Your task is to output the entries below word for word.
##### Data supplied #####
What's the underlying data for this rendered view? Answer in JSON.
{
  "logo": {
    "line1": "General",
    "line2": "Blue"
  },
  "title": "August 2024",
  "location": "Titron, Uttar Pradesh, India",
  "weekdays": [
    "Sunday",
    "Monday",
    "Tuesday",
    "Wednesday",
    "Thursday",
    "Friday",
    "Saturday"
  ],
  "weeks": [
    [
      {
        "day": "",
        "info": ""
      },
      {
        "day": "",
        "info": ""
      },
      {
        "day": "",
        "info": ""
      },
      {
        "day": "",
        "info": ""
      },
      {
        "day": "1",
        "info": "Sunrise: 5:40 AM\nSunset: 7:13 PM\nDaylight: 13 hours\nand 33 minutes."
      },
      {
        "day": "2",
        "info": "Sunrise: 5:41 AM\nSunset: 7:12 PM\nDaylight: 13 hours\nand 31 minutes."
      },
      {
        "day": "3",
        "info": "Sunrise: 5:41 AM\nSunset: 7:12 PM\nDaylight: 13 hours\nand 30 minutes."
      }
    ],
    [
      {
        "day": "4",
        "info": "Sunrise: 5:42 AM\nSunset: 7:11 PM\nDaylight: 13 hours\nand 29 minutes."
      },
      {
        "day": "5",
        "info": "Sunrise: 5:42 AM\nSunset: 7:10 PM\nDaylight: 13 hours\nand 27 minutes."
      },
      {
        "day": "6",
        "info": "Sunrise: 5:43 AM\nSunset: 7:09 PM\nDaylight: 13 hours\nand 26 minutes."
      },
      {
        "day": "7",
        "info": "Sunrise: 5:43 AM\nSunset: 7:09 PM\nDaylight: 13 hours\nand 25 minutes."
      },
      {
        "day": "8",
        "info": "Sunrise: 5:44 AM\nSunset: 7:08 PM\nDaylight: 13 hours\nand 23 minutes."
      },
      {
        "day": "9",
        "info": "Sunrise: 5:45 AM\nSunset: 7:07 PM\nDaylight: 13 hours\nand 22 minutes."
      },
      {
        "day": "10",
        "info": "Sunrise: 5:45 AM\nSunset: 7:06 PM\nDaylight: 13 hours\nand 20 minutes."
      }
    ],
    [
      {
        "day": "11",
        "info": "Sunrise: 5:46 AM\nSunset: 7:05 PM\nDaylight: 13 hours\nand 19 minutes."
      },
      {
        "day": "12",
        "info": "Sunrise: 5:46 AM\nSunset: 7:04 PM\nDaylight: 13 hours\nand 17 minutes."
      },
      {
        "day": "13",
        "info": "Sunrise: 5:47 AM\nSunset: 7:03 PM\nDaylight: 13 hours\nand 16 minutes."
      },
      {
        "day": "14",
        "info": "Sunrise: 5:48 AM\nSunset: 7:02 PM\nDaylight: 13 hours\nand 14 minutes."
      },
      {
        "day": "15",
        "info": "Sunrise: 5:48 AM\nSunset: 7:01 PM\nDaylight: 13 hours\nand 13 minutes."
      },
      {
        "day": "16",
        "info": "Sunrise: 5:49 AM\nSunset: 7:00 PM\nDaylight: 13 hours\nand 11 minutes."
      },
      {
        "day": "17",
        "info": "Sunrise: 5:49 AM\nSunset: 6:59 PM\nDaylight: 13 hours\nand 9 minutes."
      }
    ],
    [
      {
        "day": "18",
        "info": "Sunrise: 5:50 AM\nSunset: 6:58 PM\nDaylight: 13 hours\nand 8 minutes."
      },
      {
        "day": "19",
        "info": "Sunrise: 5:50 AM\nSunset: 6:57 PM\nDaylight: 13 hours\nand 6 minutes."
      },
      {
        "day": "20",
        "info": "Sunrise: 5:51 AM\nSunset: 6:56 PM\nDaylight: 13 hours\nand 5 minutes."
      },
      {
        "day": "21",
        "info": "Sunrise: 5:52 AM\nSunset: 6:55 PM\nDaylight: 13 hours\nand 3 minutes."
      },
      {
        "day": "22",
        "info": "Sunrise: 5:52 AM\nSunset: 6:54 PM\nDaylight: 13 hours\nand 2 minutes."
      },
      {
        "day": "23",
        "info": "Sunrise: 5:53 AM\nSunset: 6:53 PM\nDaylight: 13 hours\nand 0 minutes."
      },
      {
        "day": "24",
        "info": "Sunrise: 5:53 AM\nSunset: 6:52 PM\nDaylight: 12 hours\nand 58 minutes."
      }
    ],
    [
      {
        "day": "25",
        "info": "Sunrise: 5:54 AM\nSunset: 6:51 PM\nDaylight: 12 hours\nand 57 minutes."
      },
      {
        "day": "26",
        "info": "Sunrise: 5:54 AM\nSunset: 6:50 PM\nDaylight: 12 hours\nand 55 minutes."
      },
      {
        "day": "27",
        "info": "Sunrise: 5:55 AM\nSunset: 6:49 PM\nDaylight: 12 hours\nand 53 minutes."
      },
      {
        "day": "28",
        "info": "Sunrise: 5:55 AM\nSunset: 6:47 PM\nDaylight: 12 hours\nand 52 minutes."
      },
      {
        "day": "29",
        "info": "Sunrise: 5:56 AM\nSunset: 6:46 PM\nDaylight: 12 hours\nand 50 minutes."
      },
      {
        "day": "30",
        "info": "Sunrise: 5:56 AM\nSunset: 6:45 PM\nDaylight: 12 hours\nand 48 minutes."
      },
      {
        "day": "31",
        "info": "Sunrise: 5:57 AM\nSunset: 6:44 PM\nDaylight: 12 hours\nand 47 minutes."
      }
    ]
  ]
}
#####
> **Task answer**
What's the underlying data for this rendered view? Answer in JSON.
{
  "logo": {
    "line1": "General",
    "line2": "Blue"
  },
  "title": "August 2024",
  "location": "Titron, Uttar Pradesh, India",
  "weekdays": [
    "Sunday",
    "Monday",
    "Tuesday",
    "Wednesday",
    "Thursday",
    "Friday",
    "Saturday"
  ],
  "weeks": [
    [
      {
        "day": "",
        "info": ""
      },
      {
        "day": "",
        "info": ""
      },
      {
        "day": "",
        "info": ""
      },
      {
        "day": "",
        "info": ""
      },
      {
        "day": "1",
        "info": "Sunrise: 5:40 AM\nSunset: 7:13 PM\nDaylight: 13 hours\nand 33 minutes."
      },
      {
        "day": "2",
        "info": "Sunrise: 5:41 AM\nSunset: 7:12 PM\nDaylight: 13 hours\nand 31 minutes."
      },
      {
        "day": "3",
        "info": "Sunrise: 5:41 AM\nSunset: 7:12 PM\nDaylight: 13 hours\nand 30 minutes."
      }
    ],
    [
      {
        "day": "4",
        "info": "Sunrise: 5:42 AM\nSunset: 7:11 PM\nDaylight: 13 hours\nand 29 minutes."
      },
      {
        "day": "5",
        "info": "Sunrise: 5:42 AM\nSunset: 7:10 PM\nDaylight: 13 hours\nand 27 minutes."
      },
      {
        "day": "6",
        "info": "Sunrise: 5:43 AM\nSunset: 7:09 PM\nDaylight: 13 hours\nand 26 minutes."
      },
      {
        "day": "7",
        "info": "Sunrise: 5:43 AM\nSunset: 7:09 PM\nDaylight: 13 hours\nand 25 minutes."
      },
      {
        "day": "8",
        "info": "Sunrise: 5:44 AM\nSunset: 7:08 PM\nDaylight: 13 hours\nand 23 minutes."
      },
      {
        "day": "9",
        "info": "Sunrise: 5:45 AM\nSunset: 7:07 PM\nDaylight: 13 hours\nand 22 minutes."
      },
      {
        "day": "10",
        "info": "Sunrise: 5:45 AM\nSunset: 7:06 PM\nDaylight: 13 hours\nand 20 minutes."
      }
    ],
    [
      {
        "day": "11",
        "info": "Sunrise: 5:46 AM\nSunset: 7:05 PM\nDaylight: 13 hours\nand 19 minutes."
      },
      {
        "day": "12",
        "info": "Sunrise: 5:46 AM\nSunset: 7:04 PM\nDaylight: 13 hours\nand 17 minutes."
      },
      {
        "day": "13",
        "info": "Sunrise: 5:47 AM\nSunset: 7:03 PM\nDaylight: 13 hours\nand 16 minutes."
      },
      {
        "day": "14",
        "info": "Sunrise: 5:48 AM\nSunset: 7:02 PM\nDaylight: 13 hours\nand 14 minutes."
      },
      {
        "day": "15",
        "info": "Sunrise: 5:48 AM\nSunset: 7:01 PM\nDaylight: 13 hours\nand 13 minutes."
      },
      {
        "day": "16",
        "info": "Sunrise: 5:49 AM\nSunset: 7:00 PM\nDaylight: 13 hours\nand 11 minutes."
      },
      {
        "day": "17",
        "info": "Sunrise: 5:49 AM\nSunset: 6:59 PM\nDaylight: 13 hours\nand 9 minutes."
      }
    ],
    [
      {
        "day": "18",
        "info": "Sunrise: 5:50 AM\nSunset: 6:58 PM\nDaylight: 13 hours\nand 8 minutes."
      },
      {
        "day": "19",
        "info": "Sunrise: 5:50 AM\nSunset: 6:57 PM\nDaylight: 13 hours\nand 6 minutes."
      },
      {
        "day": "20",
        "info": "Sunrise: 5:51 AM\nSunset: 6:56 PM\nDaylight: 13 hours\nand 5 minutes."
      },
      {
        "day": "21",
        "info": "Sunrise: 5:52 AM\nSunset: 6:55 PM\nDaylight: 13 hours\nand 3 minutes."
      },
      {
        "day": "22",
        "info": "Sunrise: 5:52 AM\nSunset: 6:54 PM\nDaylight: 13 hours\nand 2 minutes."
      },
      {
        "day": "23",
        "info": "Sunrise: 5:53 AM\nSunset: 6:53 PM\nDaylight: 13 hours\nand 0 minutes."
      },
      {
        "day": "24",
        "info": "Sunrise: 5:53 AM\nSunset: 6:52 PM\nDaylight: 12 hours\nand 58 minutes."
      }
    ],
    [
      {
        "day": "25",
        "info": "Sunrise: 5:54 AM\nSunset: 6:51 PM\nDaylight: 12 hours\nand 57 minutes."
      },
      {
        "day": "26",
        "info": "Sunrise: 5:54 AM\nSunset: 6:50 PM\nDaylight: 12 hours\nand 55 minutes."
      },
      {
        "day": "27",
        "info": "Sunrise: 5:55 AM\nSunset: 6:49 PM\nDaylight: 12 hours\nand 53 minutes."
      },
      {
        "day": "28",
        "info": "Sunrise: 5:55 AM\nSunset: 6:47 PM\nDaylight: 12 hours\nand 52 minutes."
      },
      {
        "day": "29",
        "info": "Sunrise: 5:56 AM\nSunset: 6:46 PM\nDaylight: 12 hours\nand 50 minutes."
      },
      {
        "day": "30",
        "info": "Sunrise: 5:56 AM\nSunset: 6:45 PM\nDaylight: 12 hours\nand 48 minutes."
      },
      {
        "day": "31",
        "info": "Sunrise: 5:57 AM\nSunset: 6:44 PM\nDaylight: 12 hours\nand 47 minutes."
      }
    ]
  ]
}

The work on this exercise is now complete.